#### What is expected:
Return the full material exactly.

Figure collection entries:
════════════════════

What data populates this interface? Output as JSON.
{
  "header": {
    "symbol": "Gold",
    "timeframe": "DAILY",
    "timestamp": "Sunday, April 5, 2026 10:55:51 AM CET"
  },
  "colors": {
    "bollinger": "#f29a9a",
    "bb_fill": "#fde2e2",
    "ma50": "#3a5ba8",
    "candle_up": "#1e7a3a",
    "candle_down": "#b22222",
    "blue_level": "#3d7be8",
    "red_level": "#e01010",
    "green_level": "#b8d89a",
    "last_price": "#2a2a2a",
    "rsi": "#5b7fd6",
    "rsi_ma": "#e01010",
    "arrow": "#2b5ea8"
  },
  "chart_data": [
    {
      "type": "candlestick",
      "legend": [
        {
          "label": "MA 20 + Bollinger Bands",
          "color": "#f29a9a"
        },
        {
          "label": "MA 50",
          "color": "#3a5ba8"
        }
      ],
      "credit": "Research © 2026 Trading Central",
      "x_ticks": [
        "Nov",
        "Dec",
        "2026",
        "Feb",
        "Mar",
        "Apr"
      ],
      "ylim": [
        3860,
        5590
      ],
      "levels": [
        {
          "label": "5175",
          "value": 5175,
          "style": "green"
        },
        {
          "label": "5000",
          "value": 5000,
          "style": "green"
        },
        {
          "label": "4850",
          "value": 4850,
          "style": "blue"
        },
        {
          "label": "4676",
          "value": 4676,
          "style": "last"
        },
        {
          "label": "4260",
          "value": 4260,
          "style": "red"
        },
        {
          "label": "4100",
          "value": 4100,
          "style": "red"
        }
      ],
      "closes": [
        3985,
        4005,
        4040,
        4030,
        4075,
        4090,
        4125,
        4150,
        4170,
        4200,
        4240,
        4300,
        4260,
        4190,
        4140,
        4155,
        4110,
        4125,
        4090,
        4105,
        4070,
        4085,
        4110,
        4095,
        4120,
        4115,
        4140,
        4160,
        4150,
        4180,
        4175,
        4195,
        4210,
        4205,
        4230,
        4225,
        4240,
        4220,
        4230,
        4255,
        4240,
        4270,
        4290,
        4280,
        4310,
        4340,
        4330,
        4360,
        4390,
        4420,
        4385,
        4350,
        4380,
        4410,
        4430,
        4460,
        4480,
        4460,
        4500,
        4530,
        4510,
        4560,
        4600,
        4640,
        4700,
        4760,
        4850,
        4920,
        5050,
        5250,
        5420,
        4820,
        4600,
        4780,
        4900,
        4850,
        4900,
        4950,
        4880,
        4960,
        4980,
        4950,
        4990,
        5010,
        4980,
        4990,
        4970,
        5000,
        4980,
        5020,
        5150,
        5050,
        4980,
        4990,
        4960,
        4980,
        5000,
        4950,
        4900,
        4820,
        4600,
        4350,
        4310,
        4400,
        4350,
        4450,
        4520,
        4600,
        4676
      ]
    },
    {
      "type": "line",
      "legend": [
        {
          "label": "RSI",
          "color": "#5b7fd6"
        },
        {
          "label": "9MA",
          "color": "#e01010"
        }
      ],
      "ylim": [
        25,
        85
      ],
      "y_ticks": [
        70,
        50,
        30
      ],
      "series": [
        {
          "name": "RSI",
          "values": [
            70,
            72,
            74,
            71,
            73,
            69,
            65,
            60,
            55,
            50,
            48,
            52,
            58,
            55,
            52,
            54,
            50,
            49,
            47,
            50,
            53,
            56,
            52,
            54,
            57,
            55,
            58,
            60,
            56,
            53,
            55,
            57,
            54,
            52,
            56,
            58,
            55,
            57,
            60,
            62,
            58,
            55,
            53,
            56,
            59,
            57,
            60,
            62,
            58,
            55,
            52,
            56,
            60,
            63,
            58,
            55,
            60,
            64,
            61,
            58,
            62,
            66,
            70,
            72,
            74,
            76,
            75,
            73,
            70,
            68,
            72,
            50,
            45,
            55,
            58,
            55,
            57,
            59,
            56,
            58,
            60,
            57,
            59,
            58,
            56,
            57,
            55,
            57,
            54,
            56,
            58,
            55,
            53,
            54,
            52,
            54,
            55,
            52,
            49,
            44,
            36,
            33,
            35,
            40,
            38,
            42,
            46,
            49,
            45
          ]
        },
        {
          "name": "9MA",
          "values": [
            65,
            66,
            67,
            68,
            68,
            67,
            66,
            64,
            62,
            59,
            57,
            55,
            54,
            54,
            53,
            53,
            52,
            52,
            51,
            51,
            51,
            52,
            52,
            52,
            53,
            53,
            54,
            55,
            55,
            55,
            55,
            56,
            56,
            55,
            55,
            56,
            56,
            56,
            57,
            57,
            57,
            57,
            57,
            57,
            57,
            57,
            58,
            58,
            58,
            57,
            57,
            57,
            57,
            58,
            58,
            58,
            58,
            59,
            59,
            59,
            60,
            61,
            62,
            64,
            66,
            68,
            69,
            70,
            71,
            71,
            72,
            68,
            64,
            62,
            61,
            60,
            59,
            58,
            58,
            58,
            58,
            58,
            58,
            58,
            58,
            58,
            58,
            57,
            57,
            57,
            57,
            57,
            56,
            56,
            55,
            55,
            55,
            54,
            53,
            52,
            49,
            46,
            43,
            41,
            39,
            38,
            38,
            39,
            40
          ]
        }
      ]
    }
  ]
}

════════════════════

#### Result for this exercise:
What data populates this interface? Output as JSON.
{
  "header": {
    "symbol": "Gold",
    "timeframe": "DAILY",
    "timestamp": "Sunday, April 5, 2026 10:55:51 AM CET"
  },
  "colors": {
    "bollinger": "#f29a9a",
    "bb_fill": "#fde2e2",
    "ma50": "#3a5ba8",
    "candle_up": "#1e7a3a",
    "candle_down": "#b22222",
    "blue_level": "#3d7be8",
    "red_level": "#e01010",
    "green_level": "#b8d89a",
    "last_price": "#2a2a2a",
    "rsi": "#5b7fd6",
    "rsi_ma": "#e01010",
    "arrow": "#2b5ea8"
  },
  "chart_data": [
    {
      "type": "candlestick",
      "legend": [
        {
          "label": "MA 20 + Bollinger Bands",
          "color": "#f29a9a"
        },
        {
          "label": "MA 50",
          "color": "#3a5ba8"
        }
      ],
      "credit": "Research © 2026 Trading Central",
      "x_ticks": [
        "Nov",
        "Dec",
        "2026",
        "Feb",
        "Mar",
        "Apr"
      ],
      "ylim": [
        3860,
        5590
      ],
      "levels": [
        {
          "label": "5175",
          "value": 5175,
          "style": "green"
        },
        {
          "label": "5000",
          "value": 5000,
          "style": "green"
        },
        {
          "label": "4850",
          "value": 4850,
          "style": "blue"
        },
        {
          "label": "4676",
          "value": 4676,
          "style": "last"
        },
        {
          "label": "4260",
          "value": 4260,
          "style": "red"
        },
        {
          "label": "4100",
          "value": 4100,
          "style": "red"
        }
      ],
      "closes": [
        3985,
        4005,
        4040,
        4030,
        4075,
        4090,
        4125,
        4150,
        4170,
        4200,
        4240,
        4300,
        4260,
        4190,
        4140,
        4155,
        4110,
        4125,
        4090,
        4105,
        4070,
        4085,
        4110,
        4095,
        4120,
        4115,
        4140,
        4160,
        4150,
        4180,
        4175,
        4195,
        4210,
        4205,
        4230,
        4225,
        4240,
        4220,
        4230,
        4255,
        4240,
        4270,
        4290,
        4280,
        4310,
        4340,
        4330,
        4360,
        4390,
        4420,
        4385,
        4350,
        4380,
        4410,
        4430,
        4460,
        4480,
        4460,
        4500,
        4530,
        4510,
        4560,
        4600,
        4640,
        4700,
        4760,
        4850,
        4920,
        5050,
        5250,
        5420,
        4820,
        4600,
        4780,
        4900,
        4850,
        4900,
        4950,
        4880,
        4960,
        4980,
        4950,
        4990,
        5010,
        4980,
        4990,
        4970,
        5000,
        4980,
        5020,
        5150,
        5050,
        4980,
        4990,
        4960,
        4980,
        5000,
        4950,
        4900,
        4820,
        4600,
        4350,
        4310,
        4400,
        4350,
        4450,
        4520,
        4600,
        4676
      ]
    },
    {
      "type": "line",
      "legend": [
        {
          "label": "RSI",
          "color": "#5b7fd6"
        },
        {
          "label": "9MA",
          "color": "#e01010"
        }
      ],
      "ylim": [
        25,
        85
      ],
      "y_ticks": [
        70,
        50,
        30
      ],
      "series": [
        {
          "name": "RSI",
          "values": [
            70,
            72,
            74,
            71,
            73,
            69,
            65,
            60,
            55,
            50,
            48,
            52,
            58,
            55,
            52,
            54,
            50,
            49,
            47,
            50,
            53,
            56,
            52,
            54,
            57,
            55,
            58,
            60,
            56,
            53,
            55,
            57,
            54,
            52,
            56,
            58,
            55,
            57,
            60,
            62,
            58,
            55,
            53,
            56,
            59,
            57,
            60,
            62,
            58,
            55,
            52,
            56,
            60,
            63,
            58,
            55,
            60,
            64,
            61,
            58,
            62,
            66,
            70,
            72,
            74,
            76,
            75,
            73,
            70,
            68,
            72,
            50,
            45,
            55,
            58,
            55,
            57,
            59,
            56,
            58,
            60,
            57,
            59,
            58,
            56,
            57,
            55,
            57,
            54,
            56,
            58,
            55,
            53,
            54,
            52,
            54,
            55,
            52,
            49,
            44,
            36,
            33,
            35,
            40,
            38,
            42,
            46,
            49,
            45
          ]
        },
        {
          "name": "9MA",
          "values": [
            65,
            66,
            67,
            68,
            68,
            67,
            66,
            64,
            62,
            59,
            57,
            55,
            54,
            54,
            53,
            53,
            52,
            52,
            51,
            51,
            51,
            52,
            52,
            52,
            53,
            53,
            54,
            55,
            55,
            55,
            55,
            56,
            56,
            55,
            55,
            56,
            56,
            56,
            57,
            57,
            57,
            57,
            57,
            57,
            57,
            57,
            58,
            58,
            58,
            57,
            57,
            57,
            57,
            58,
            58,
            58,
            58,
            59,
            59,
            59,
            60,
            61,
            62,
            64,
            66,
            68,
            69,
            70,
            71,
            71,
            72,
            68,
            64,
            62,
            61,
            60,
            59,
            58,
            58,
            58,
            58,
            58,
            58,
            58,
            58,
            58,
            58,
            57,
            57,
            57,
            57,
            57,
            56,
            56,
            55,
            55,
            55,
            54,
            53,
            52,
            49,
            46,
            43,
            41,
            39,
            38,
            38,
            39,
            40
          ]
        }
      ]
    }
  ]
}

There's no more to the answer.